◆ **WHAT IS EXPECTED**
Search the data below for the string "vertical". Extract every line that contains it.

◆ **RECORDS SHOWN**
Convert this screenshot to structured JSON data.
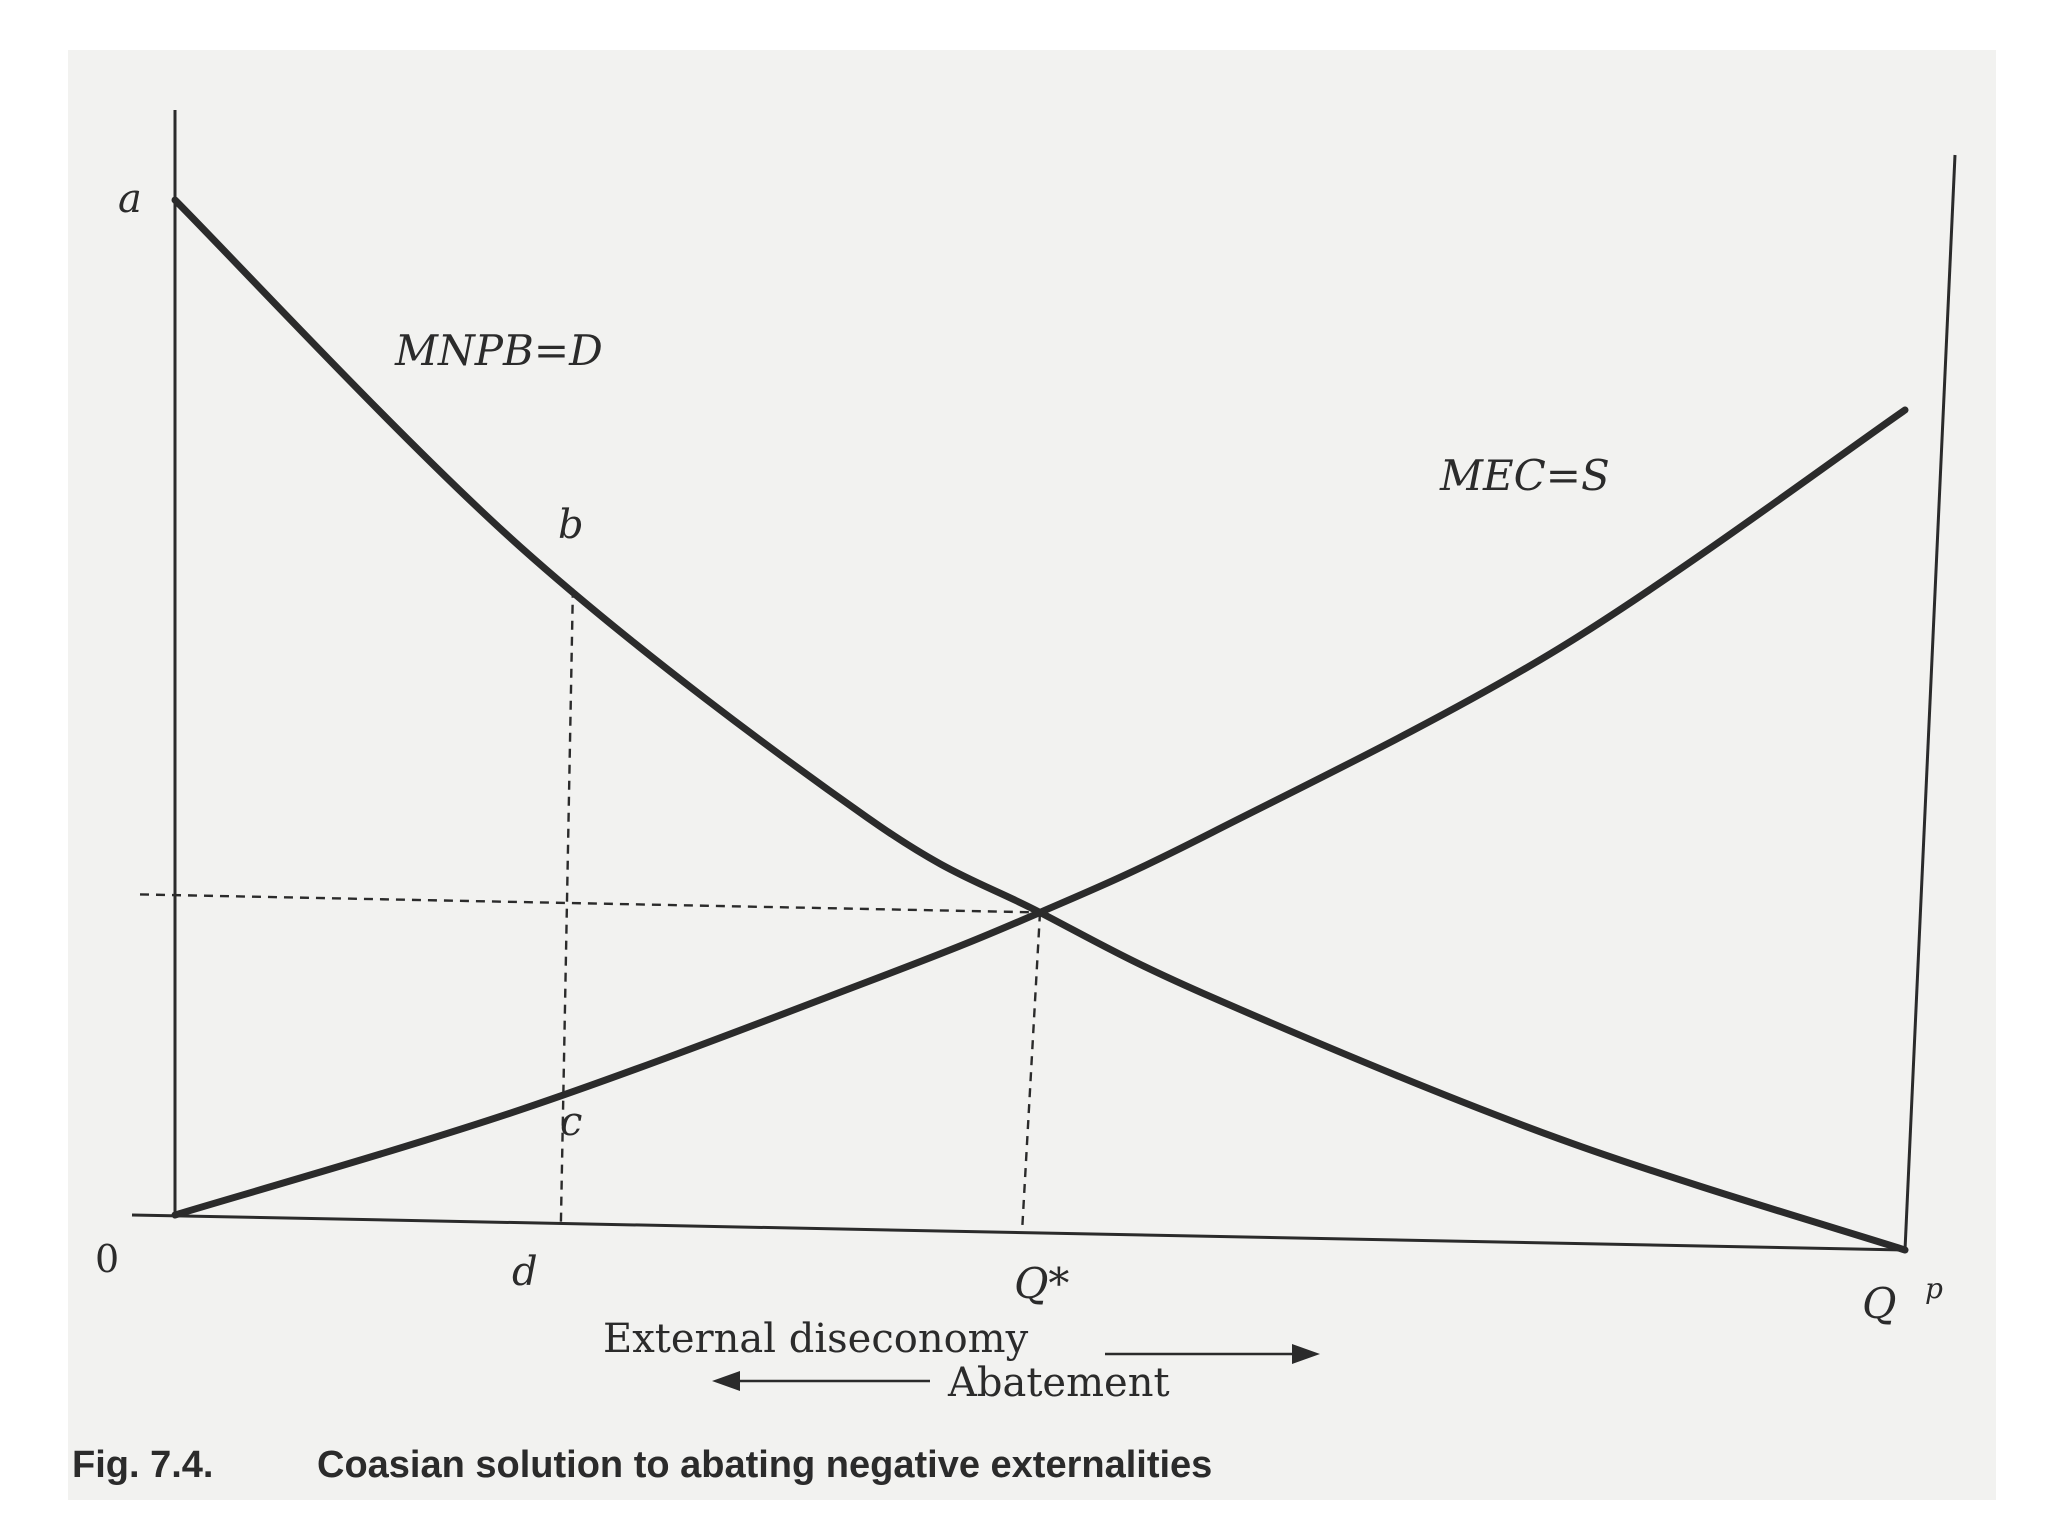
{
  "chart_data": {
    "type": "line",
    "title": "",
    "x_axis": {
      "ticks": [
        "0",
        "d",
        "Q*",
        "Q"
      ],
      "end_tick_superscript": "p",
      "label_increasing": "External diseconomy",
      "label_decreasing": "Abatement"
    },
    "y_axis": {
      "label": "",
      "ticks": [
        "a"
      ]
    },
    "xlim": [
      0,
      1
    ],
    "ylim": [
      0,
      1
    ],
    "series": [
      {
        "name": "MNPB=D",
        "points": [
          [
            0,
            1.0
          ],
          [
            0.2,
            0.66
          ],
          [
            0.4,
            0.4
          ],
          [
            0.5,
            0.31
          ],
          [
            0.6,
            0.23
          ],
          [
            0.8,
            0.1
          ],
          [
            1.0,
            0.0
          ]
        ]
      },
      {
        "name": "MEC=S",
        "points": [
          [
            0,
            0.0
          ],
          [
            0.2,
            0.11
          ],
          [
            0.4,
            0.24
          ],
          [
            0.5,
            0.31
          ],
          [
            0.6,
            0.39
          ],
          [
            0.8,
            0.57
          ],
          [
            1.0,
            0.8
          ]
        ]
      }
    ],
    "points": [
      {
        "label": "b",
        "x": 0.23,
        "y": 0.62
      },
      {
        "label": "c",
        "x": 0.23,
        "y": 0.12
      },
      {
        "label": "Q*",
        "x": 0.5,
        "y": 0.31
      }
    ],
    "guides": [
      "vertical d to b",
      "vertical Q* to intersection",
      "horizontal y-axis to intersection"
    ],
    "grid": false
  },
  "caption": {
    "number": "Fig. 7.4.",
    "text": "Coasian solution to abating negative externalities"
  },
  "colors": {
    "ink": "#2b2b2b",
    "paper": "#f2f2f0"
  }
}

◆ **RIGHT ANSWER**
      "vertical d to b",
      "vertical Q* to intersection",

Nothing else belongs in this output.